*Task inputs*.
__________

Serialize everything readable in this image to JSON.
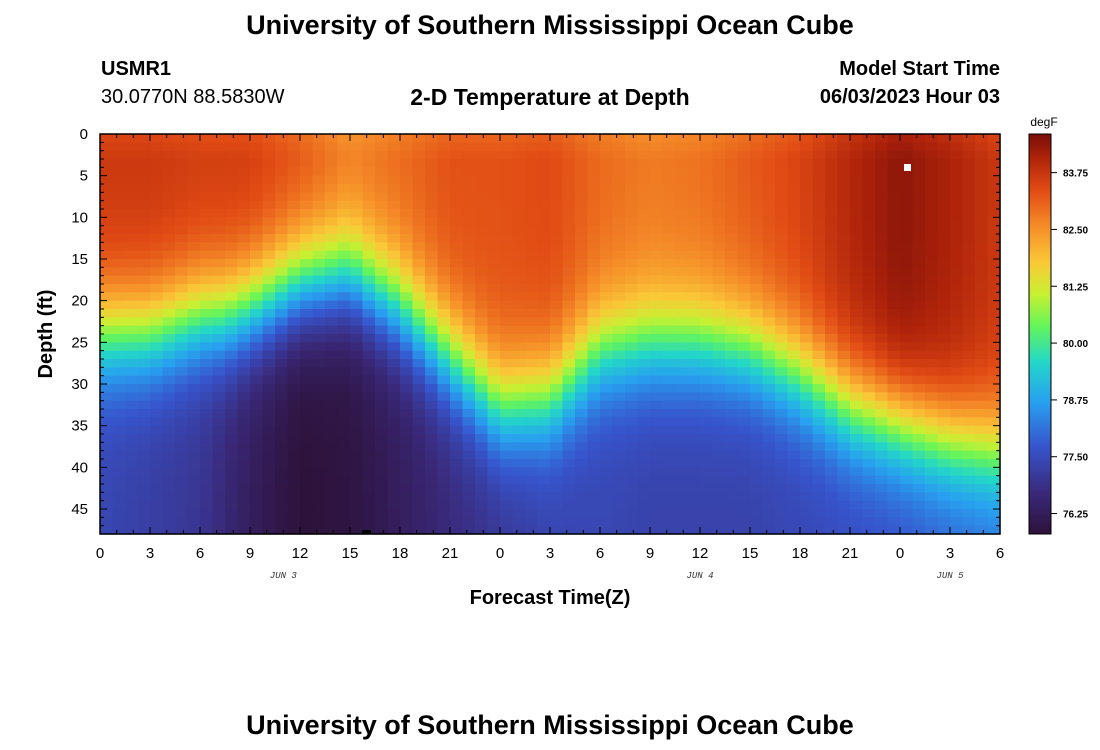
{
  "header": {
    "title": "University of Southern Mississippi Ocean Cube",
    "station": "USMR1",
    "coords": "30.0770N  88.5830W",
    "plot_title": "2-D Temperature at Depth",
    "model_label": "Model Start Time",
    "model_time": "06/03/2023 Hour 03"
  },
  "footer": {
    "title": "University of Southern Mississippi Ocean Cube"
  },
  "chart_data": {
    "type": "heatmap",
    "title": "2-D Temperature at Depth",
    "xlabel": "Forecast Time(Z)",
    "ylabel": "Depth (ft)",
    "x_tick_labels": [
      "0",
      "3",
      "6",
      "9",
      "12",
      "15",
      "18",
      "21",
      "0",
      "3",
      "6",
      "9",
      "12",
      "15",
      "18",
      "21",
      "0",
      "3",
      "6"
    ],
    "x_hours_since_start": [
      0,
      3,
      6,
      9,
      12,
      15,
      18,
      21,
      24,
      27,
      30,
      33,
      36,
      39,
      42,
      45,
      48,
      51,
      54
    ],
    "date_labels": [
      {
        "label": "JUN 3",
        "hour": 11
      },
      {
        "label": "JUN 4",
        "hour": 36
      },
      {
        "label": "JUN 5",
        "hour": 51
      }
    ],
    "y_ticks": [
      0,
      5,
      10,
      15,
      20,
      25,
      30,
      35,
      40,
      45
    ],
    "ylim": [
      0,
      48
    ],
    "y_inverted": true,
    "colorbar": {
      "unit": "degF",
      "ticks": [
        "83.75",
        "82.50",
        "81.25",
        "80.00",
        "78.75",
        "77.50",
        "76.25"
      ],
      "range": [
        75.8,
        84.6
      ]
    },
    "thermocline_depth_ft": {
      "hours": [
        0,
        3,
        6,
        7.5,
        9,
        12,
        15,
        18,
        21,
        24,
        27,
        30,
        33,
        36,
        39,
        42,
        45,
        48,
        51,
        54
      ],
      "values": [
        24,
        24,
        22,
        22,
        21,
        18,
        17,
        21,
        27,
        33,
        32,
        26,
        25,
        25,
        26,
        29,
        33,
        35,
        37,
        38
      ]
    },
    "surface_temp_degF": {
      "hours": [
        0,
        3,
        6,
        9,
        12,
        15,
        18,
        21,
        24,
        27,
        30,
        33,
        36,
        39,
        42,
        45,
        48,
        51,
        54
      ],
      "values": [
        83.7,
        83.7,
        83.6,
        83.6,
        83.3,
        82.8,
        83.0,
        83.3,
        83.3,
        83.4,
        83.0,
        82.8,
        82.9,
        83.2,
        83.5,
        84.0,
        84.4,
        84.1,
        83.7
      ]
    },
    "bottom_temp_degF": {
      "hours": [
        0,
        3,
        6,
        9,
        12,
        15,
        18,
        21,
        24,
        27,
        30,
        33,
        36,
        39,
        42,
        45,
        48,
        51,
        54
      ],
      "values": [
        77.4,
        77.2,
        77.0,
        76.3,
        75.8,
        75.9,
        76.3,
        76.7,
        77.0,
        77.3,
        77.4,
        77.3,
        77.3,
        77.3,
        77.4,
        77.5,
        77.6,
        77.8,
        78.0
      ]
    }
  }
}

__________

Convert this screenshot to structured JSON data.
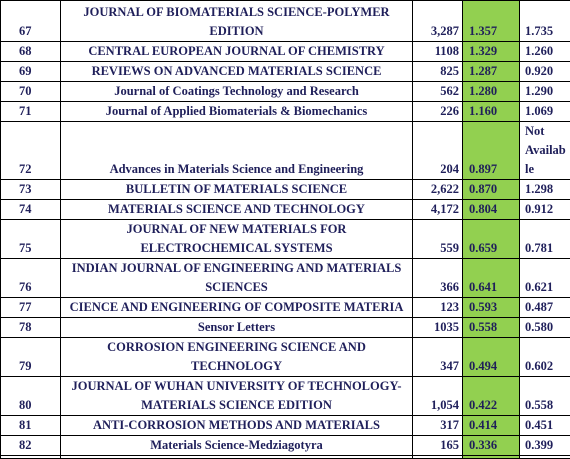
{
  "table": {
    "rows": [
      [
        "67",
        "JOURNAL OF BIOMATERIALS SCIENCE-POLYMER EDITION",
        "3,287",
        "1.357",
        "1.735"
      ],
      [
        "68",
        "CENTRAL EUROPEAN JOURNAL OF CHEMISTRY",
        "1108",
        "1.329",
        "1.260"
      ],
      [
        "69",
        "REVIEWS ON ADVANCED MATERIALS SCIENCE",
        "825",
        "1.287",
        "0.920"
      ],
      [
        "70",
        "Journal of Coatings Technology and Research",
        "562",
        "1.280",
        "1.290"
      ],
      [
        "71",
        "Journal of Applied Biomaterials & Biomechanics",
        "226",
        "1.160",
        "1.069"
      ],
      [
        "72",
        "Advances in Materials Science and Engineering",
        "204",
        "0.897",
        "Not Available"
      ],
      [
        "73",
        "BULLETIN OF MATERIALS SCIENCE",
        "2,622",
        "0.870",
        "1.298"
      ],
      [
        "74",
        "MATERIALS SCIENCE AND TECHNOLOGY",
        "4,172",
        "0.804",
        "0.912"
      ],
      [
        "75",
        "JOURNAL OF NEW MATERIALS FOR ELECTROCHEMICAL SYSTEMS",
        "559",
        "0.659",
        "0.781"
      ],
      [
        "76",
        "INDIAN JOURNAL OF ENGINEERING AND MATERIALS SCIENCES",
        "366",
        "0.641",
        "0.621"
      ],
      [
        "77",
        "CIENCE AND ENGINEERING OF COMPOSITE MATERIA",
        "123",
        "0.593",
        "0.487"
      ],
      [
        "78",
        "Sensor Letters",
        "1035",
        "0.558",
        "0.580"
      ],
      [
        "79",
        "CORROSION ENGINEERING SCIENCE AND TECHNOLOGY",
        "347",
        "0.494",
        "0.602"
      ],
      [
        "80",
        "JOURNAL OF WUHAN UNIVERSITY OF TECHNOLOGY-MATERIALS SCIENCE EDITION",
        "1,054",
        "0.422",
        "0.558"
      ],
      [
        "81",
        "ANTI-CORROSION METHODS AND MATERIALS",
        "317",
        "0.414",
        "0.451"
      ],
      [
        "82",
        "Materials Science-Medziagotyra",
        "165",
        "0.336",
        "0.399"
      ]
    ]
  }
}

__________

*Do this*. Only a number is wanted: how many lines above include "Temperature"?

*Result of the exercise*. 2